◆ **Task brief**
Find every line in the records that holds the string "document". Copy each one.

◆ **Input material**
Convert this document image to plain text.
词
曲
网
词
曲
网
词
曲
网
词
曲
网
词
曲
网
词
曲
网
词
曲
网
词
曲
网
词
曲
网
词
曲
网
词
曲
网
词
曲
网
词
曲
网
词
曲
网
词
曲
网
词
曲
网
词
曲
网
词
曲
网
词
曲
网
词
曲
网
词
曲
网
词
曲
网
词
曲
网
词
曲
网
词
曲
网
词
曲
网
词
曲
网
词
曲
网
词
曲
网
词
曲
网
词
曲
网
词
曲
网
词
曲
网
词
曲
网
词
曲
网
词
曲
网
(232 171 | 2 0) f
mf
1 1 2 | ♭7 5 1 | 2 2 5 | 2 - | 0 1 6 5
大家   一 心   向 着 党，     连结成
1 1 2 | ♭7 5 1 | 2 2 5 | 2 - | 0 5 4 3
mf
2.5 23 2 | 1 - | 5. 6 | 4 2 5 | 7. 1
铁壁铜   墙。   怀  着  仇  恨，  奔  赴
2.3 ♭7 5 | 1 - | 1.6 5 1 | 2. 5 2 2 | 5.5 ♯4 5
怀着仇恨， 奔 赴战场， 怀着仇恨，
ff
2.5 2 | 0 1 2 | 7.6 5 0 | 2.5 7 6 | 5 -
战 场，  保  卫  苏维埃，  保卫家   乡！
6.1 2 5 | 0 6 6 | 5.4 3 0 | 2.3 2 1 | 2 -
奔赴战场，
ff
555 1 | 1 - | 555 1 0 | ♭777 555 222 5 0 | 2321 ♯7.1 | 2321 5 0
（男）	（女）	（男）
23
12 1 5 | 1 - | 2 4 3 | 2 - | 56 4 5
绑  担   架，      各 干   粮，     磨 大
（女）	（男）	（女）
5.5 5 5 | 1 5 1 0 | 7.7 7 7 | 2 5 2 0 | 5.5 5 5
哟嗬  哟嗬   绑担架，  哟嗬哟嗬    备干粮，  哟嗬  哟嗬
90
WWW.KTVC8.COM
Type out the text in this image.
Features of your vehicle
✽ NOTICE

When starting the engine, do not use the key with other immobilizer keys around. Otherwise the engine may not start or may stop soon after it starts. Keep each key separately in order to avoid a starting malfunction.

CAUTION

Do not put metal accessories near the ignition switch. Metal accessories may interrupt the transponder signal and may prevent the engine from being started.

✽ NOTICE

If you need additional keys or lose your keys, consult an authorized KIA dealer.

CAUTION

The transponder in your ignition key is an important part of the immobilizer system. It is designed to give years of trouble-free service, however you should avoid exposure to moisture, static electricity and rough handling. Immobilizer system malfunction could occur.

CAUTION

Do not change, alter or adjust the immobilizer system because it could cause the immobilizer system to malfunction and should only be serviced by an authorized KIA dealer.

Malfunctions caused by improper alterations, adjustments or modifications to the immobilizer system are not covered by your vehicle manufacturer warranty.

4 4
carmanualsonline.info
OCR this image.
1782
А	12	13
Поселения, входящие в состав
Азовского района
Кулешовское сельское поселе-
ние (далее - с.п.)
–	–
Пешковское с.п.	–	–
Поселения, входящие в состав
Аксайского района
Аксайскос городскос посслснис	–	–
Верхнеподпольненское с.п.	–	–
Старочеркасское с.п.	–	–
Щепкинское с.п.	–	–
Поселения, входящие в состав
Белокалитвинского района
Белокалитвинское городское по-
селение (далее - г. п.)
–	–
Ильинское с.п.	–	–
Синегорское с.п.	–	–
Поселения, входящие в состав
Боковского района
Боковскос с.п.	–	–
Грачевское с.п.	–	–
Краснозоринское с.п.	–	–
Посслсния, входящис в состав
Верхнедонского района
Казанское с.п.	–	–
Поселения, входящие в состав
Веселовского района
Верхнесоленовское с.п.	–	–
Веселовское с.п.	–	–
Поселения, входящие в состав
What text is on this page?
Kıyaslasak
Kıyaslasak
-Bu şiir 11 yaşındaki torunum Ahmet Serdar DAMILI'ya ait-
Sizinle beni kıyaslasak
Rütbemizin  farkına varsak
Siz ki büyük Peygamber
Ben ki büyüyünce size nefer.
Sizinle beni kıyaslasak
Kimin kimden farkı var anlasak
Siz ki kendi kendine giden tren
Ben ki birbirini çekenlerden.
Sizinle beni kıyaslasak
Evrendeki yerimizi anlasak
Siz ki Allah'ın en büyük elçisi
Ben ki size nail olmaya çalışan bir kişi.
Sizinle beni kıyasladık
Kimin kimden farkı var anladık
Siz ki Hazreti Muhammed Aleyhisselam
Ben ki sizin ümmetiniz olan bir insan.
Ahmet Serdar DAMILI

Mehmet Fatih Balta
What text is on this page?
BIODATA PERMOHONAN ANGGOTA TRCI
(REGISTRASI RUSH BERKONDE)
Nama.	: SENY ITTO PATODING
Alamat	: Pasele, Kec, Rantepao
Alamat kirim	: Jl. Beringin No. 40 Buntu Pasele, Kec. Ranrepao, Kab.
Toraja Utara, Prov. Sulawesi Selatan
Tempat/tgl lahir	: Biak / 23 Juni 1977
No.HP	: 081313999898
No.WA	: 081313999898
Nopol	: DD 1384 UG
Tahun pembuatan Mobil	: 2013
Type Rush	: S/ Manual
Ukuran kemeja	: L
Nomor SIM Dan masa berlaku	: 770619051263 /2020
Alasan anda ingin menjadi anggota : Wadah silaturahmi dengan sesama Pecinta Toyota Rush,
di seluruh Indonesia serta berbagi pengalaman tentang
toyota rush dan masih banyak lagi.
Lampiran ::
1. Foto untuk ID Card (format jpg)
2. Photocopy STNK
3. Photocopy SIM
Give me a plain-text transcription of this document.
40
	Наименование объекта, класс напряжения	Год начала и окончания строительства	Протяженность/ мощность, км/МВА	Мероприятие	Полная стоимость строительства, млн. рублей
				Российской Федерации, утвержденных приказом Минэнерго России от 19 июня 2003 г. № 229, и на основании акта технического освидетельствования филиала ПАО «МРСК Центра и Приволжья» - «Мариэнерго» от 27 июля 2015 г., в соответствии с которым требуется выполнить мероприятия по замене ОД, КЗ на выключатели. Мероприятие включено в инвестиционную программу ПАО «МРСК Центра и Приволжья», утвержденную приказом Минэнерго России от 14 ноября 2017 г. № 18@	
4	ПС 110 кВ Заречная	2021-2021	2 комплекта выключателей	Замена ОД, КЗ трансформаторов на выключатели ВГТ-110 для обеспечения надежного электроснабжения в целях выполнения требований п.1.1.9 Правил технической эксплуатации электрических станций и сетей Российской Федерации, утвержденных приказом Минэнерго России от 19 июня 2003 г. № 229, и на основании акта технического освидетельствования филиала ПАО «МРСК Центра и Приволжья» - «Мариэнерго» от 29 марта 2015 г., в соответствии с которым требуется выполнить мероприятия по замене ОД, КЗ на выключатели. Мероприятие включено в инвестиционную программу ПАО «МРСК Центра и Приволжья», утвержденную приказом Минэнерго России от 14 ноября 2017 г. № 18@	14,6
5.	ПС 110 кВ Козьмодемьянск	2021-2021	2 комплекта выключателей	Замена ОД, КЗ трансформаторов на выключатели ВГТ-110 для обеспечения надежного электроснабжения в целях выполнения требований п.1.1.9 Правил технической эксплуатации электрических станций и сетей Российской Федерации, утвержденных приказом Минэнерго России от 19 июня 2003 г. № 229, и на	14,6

◆ **Correct output**
Convert this document image to plain text.
Give me a plain-text transcription of this document.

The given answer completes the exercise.